Written problem
Where a line in the listing below contains the word "document", copy that line.

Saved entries
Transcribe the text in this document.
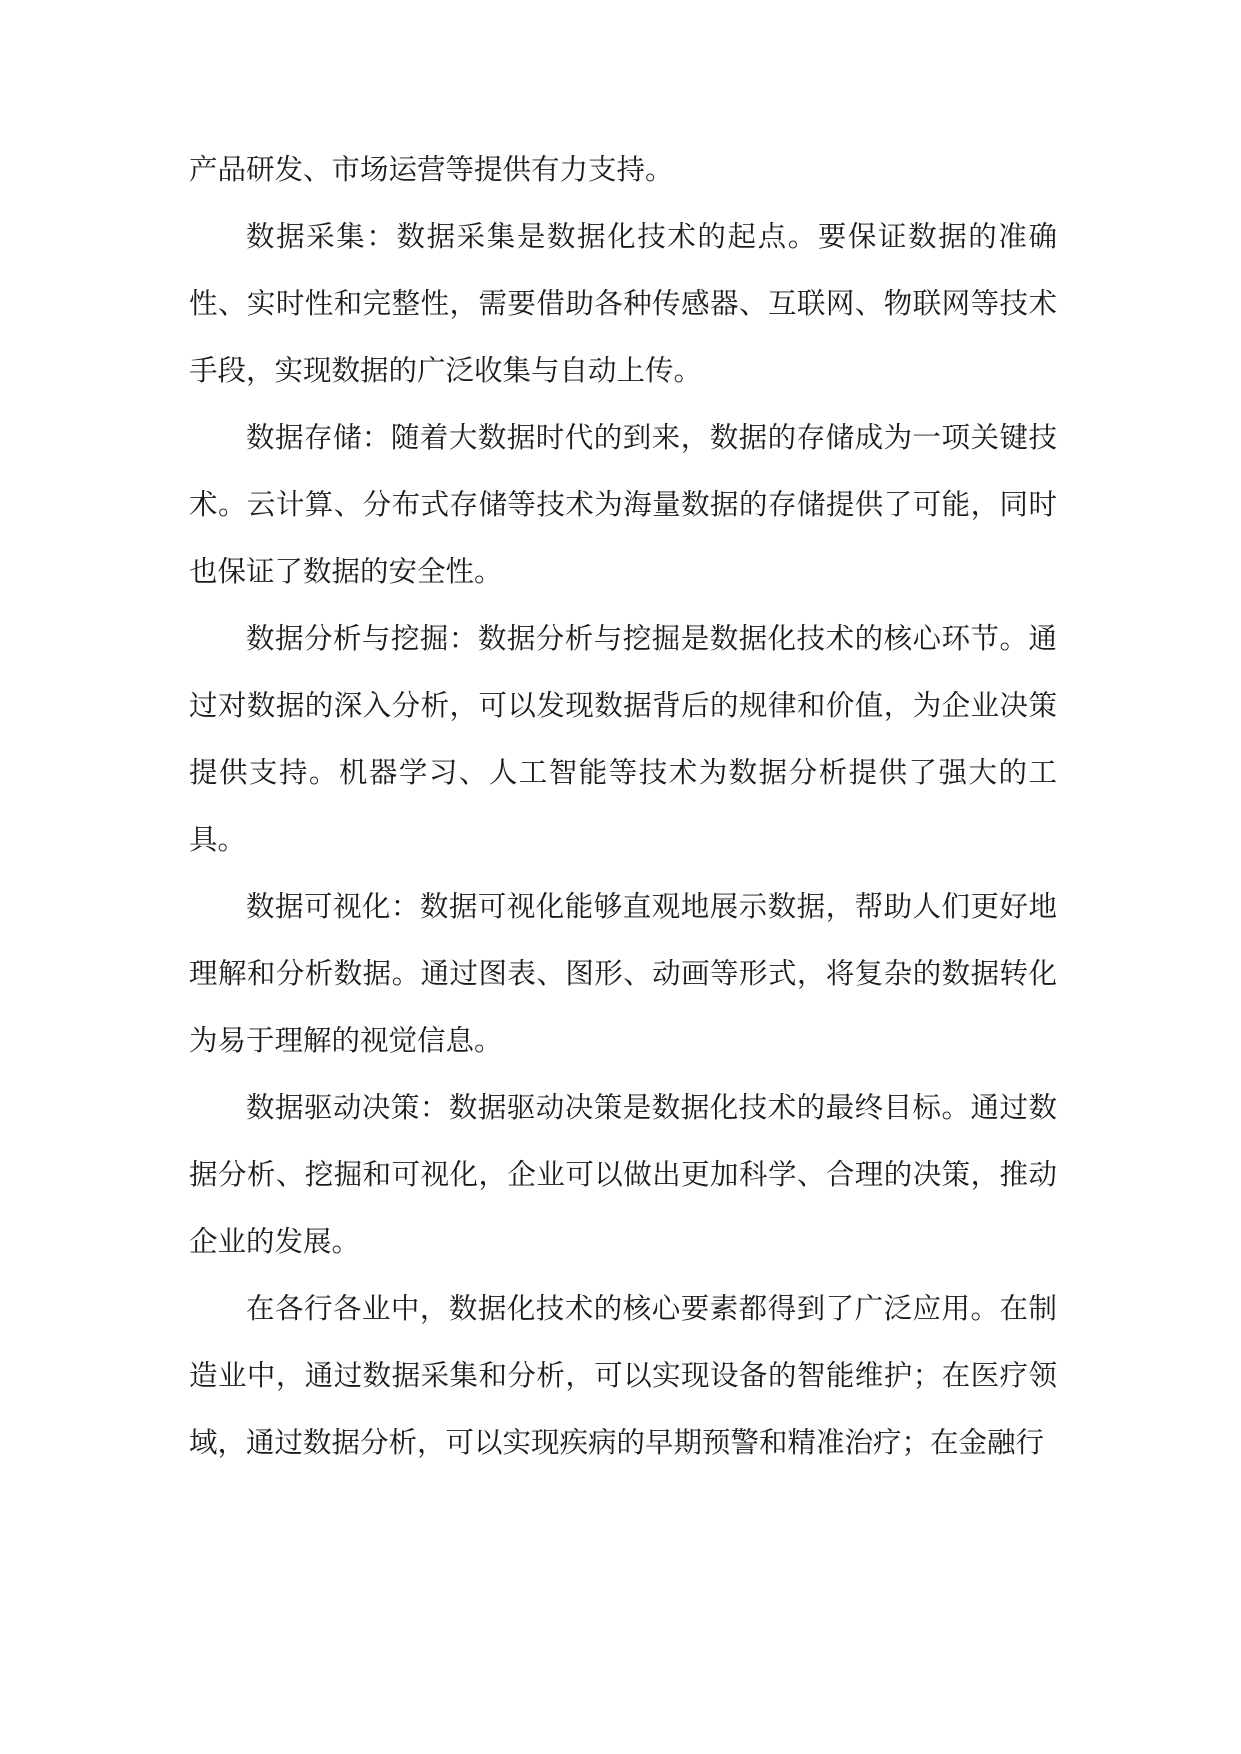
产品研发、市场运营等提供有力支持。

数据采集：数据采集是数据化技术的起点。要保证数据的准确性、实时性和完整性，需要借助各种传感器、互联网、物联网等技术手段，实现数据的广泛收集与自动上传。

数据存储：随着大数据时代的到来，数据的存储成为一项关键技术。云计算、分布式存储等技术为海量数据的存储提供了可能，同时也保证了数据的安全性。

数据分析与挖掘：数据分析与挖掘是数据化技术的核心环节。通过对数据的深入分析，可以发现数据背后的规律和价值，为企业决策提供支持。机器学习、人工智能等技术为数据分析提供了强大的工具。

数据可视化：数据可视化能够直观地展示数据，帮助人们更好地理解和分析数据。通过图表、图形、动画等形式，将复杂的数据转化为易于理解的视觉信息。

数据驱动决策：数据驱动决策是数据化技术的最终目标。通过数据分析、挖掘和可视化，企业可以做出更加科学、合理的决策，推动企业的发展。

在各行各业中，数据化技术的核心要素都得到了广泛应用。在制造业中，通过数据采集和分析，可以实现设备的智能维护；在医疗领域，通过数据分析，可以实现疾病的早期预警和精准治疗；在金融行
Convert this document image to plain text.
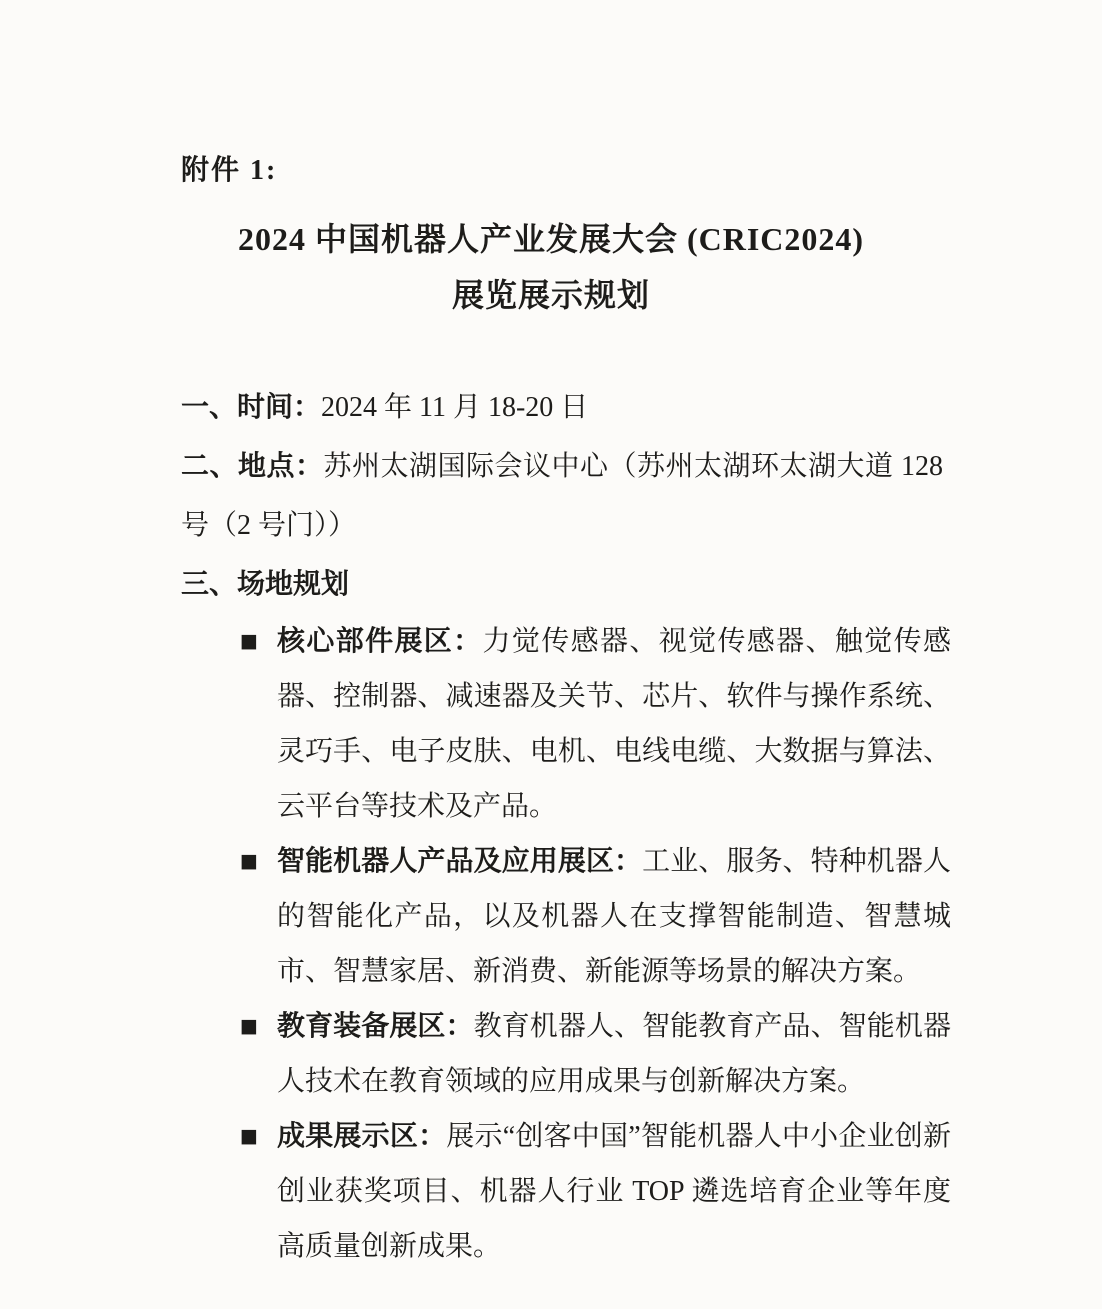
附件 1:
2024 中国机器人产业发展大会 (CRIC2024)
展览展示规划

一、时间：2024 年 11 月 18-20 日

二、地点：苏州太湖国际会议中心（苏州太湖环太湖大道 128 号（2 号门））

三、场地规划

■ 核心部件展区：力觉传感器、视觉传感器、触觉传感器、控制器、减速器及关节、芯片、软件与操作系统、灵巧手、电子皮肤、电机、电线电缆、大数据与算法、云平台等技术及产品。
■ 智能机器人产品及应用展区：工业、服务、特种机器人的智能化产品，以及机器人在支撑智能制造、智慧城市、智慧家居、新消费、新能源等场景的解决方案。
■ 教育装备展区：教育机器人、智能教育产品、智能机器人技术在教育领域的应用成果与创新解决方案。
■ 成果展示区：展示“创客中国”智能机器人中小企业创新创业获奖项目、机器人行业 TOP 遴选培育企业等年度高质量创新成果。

Exercise answer
Transcribe the text in this document.
Convert this document image to plain text.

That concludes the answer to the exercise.